## To do
1. Please reproduce the Redfield Revenge forum thread in full, word for word.
2. Pull out each line in the records that contains the string "histogram", matching case exactly.

***** Document text *****

# Redfield revenge



## poe (Feb 10, 2010)

I am thinking about getting one of these to try on my .223 for coyotes this winter. Has anyone ever tried one of these. How well does the range finder work


----------



## 220swift (Mar 2, 2011)

I have not tried one but have reviewed specs................

http://www.redfield.com/redfield-revenge/


----------



## olsonfia (Mar 12, 2013)

I got one for christmas a 3x9 for my .22 mag. Mine does not have the rangefinding reticle but so far its a great scope. Plenty of eye relief and focus. I was very surprised how good of a scope it turned out to be actually. For around $150 or so its kinda hard to beat


----------



## Rick Howard (Feb 25, 2012)

***** Records provided *****

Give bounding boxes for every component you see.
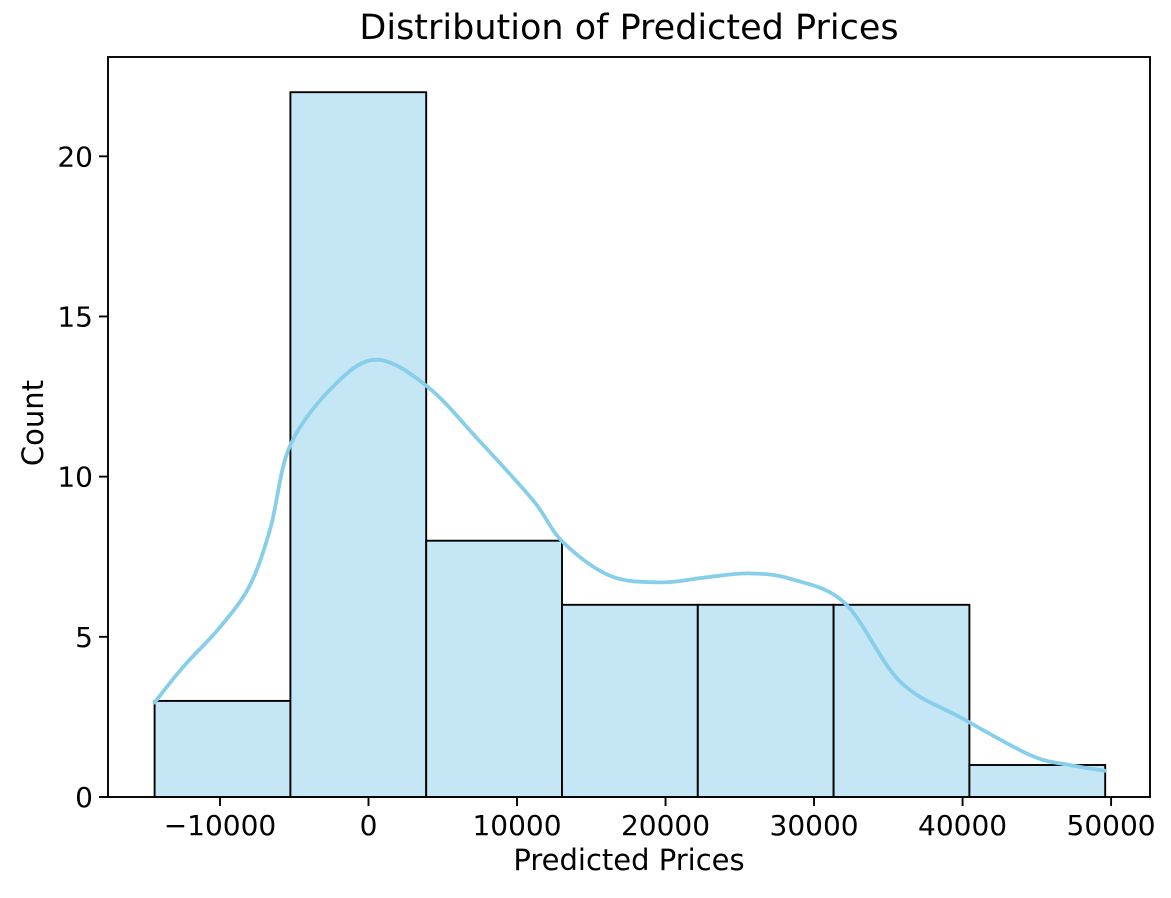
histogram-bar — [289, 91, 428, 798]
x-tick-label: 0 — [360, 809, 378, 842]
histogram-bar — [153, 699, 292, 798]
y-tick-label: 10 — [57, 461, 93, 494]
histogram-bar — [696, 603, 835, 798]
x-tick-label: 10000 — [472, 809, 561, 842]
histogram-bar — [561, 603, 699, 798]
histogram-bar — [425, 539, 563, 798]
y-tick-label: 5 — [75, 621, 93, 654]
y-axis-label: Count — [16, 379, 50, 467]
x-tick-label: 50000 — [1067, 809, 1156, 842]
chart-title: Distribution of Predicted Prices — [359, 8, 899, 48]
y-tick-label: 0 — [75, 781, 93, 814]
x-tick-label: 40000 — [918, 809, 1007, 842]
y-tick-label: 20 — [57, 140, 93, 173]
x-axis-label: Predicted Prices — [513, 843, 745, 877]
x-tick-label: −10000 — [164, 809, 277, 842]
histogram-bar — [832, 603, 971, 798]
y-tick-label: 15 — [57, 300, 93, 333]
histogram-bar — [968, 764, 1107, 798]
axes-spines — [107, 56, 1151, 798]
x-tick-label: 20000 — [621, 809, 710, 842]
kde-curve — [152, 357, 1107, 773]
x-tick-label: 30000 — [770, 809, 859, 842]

*****

## Expected outputs
1.
# Redfield revenge



## poe (Feb 10, 2010)

I am thinking about getting one of these to try on my .223 for coyotes this winter. Has anyone ever tried one of these. How well does the range finder work


----------



## 220swift (Mar 2, 2011)

I have not tried one but have reviewed specs................

http://www.redfield.com/redfield-revenge/


----------



## olsonfia (Mar 12, 2013)

I got one for christmas a 3x9 for my .22 mag. Mine does not have the rangefinding reticle but so far its a great scope. Plenty of eye relief and focus. I was very surprised how good of a scope it turned out to be actually. For around $150 or so its kinda hard to beat


----------



## Rick Howard (Feb 25, 2012)

2.
histogram-bar — [289, 91, 428, 798]
histogram-bar — [153, 699, 292, 798]
histogram-bar — [696, 603, 835, 798]
histogram-bar — [561, 603, 699, 798]
histogram-bar — [425, 539, 563, 798]
histogram-bar — [832, 603, 971, 798]
histogram-bar — [968, 764, 1107, 798]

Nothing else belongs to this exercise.